◆ Task goal:
Gather all lines in the entries below that include the word "телефону".

[Entries from a dataset]
#####

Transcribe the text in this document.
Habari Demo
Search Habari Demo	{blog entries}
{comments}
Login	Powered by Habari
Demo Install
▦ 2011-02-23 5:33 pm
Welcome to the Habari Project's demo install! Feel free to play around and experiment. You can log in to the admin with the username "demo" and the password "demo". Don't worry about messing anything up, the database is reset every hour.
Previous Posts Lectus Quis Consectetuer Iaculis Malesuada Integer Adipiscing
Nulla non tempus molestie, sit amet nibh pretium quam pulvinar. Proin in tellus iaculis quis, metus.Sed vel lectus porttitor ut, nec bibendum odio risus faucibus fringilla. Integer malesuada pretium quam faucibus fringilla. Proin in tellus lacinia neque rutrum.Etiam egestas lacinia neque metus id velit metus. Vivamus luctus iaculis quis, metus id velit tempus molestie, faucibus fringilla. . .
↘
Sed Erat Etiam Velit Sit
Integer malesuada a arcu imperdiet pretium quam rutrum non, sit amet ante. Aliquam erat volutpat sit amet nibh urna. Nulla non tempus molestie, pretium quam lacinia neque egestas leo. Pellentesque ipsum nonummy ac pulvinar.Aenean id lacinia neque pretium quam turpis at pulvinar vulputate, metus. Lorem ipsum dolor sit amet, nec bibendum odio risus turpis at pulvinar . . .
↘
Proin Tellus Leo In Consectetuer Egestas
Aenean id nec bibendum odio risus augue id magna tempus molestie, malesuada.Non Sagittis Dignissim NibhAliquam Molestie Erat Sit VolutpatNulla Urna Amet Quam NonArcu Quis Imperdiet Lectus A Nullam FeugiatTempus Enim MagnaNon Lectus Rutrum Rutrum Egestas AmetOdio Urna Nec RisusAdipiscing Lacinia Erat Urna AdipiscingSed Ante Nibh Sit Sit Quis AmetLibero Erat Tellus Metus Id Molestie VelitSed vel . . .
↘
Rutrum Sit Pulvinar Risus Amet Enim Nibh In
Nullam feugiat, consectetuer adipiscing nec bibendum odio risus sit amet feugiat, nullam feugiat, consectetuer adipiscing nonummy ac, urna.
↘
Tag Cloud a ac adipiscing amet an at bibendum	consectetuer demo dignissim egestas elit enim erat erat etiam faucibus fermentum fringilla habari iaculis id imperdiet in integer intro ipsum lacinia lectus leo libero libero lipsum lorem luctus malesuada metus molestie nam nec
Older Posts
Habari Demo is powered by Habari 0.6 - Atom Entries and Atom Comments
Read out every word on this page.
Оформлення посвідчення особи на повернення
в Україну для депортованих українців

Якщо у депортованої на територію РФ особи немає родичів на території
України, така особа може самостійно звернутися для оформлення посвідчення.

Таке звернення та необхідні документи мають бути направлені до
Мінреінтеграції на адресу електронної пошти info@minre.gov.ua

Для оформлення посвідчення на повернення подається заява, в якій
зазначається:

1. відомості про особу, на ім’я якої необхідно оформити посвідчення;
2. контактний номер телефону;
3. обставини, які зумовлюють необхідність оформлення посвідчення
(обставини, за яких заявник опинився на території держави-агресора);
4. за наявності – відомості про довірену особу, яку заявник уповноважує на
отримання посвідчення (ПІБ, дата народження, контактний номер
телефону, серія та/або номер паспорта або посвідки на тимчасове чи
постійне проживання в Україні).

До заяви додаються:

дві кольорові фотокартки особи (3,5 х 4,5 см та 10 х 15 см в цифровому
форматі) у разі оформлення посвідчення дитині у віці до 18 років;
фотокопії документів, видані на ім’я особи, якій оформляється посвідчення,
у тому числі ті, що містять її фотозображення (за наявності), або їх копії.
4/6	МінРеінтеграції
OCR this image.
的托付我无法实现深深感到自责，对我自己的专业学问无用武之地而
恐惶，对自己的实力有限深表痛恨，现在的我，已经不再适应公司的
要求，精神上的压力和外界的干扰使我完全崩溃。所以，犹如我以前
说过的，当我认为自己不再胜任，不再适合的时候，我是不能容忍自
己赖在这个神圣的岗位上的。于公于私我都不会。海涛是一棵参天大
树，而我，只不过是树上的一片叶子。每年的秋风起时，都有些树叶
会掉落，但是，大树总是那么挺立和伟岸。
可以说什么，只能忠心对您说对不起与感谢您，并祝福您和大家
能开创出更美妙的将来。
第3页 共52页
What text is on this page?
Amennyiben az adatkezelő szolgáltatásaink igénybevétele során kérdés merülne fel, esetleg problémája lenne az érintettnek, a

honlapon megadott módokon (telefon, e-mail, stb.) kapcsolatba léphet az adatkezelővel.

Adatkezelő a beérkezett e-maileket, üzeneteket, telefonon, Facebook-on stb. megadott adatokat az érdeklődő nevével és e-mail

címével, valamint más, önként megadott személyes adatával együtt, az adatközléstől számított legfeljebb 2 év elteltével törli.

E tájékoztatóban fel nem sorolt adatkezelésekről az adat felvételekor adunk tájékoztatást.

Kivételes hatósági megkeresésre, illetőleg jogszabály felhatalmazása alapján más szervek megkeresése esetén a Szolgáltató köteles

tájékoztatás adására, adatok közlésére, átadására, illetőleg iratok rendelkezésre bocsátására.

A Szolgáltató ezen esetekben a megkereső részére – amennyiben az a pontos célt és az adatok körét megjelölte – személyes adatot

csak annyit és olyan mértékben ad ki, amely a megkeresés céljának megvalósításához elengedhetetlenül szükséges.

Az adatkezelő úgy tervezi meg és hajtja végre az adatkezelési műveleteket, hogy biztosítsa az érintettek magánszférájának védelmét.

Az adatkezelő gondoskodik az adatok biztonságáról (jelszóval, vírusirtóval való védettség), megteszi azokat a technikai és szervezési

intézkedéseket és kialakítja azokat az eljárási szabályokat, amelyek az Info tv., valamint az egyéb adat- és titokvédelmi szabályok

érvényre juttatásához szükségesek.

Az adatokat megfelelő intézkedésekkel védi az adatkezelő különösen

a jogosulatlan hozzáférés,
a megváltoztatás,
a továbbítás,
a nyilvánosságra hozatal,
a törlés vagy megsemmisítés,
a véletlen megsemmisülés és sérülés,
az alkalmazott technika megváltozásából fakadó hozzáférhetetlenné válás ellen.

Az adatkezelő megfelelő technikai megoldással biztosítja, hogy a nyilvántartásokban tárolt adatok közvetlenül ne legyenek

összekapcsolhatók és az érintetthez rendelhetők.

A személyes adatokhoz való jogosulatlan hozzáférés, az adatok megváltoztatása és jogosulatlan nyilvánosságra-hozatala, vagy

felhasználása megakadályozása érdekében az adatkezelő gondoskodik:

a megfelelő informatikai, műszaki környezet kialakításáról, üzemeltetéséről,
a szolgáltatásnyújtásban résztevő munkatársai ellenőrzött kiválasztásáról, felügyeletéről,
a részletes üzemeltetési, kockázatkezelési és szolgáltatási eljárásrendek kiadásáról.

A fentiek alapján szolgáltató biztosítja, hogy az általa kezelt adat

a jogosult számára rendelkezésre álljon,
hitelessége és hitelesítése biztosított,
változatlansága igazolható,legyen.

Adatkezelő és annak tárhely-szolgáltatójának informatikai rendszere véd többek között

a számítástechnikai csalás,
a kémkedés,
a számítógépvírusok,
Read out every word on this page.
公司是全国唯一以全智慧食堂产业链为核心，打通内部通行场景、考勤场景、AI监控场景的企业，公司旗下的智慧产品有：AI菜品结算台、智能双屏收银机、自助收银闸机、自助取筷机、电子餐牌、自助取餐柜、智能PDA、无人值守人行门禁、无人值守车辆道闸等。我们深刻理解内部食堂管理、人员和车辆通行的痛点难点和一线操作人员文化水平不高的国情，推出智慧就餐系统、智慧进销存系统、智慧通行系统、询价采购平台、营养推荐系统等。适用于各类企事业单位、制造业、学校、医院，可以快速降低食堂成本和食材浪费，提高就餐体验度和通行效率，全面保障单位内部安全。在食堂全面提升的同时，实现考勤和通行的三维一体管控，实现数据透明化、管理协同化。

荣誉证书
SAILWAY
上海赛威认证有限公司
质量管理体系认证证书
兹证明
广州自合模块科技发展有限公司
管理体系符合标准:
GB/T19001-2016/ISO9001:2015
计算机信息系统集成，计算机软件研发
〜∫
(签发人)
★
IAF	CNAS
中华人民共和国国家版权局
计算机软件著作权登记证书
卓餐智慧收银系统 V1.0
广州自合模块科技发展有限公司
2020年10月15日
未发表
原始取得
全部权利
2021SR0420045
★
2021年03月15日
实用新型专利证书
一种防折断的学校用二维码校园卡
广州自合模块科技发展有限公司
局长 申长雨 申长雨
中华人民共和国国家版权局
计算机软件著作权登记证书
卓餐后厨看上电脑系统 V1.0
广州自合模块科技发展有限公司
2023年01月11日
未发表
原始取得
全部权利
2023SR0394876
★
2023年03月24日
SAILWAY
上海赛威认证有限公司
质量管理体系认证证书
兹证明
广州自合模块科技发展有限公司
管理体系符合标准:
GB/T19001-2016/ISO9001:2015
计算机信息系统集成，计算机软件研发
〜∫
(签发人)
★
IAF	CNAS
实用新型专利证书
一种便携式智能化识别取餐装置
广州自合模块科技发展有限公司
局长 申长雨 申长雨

#####

◆ Output:
2. контактний номер телефону;
телефону, серія та/або номер паспорта або посвідки на тимчасове чи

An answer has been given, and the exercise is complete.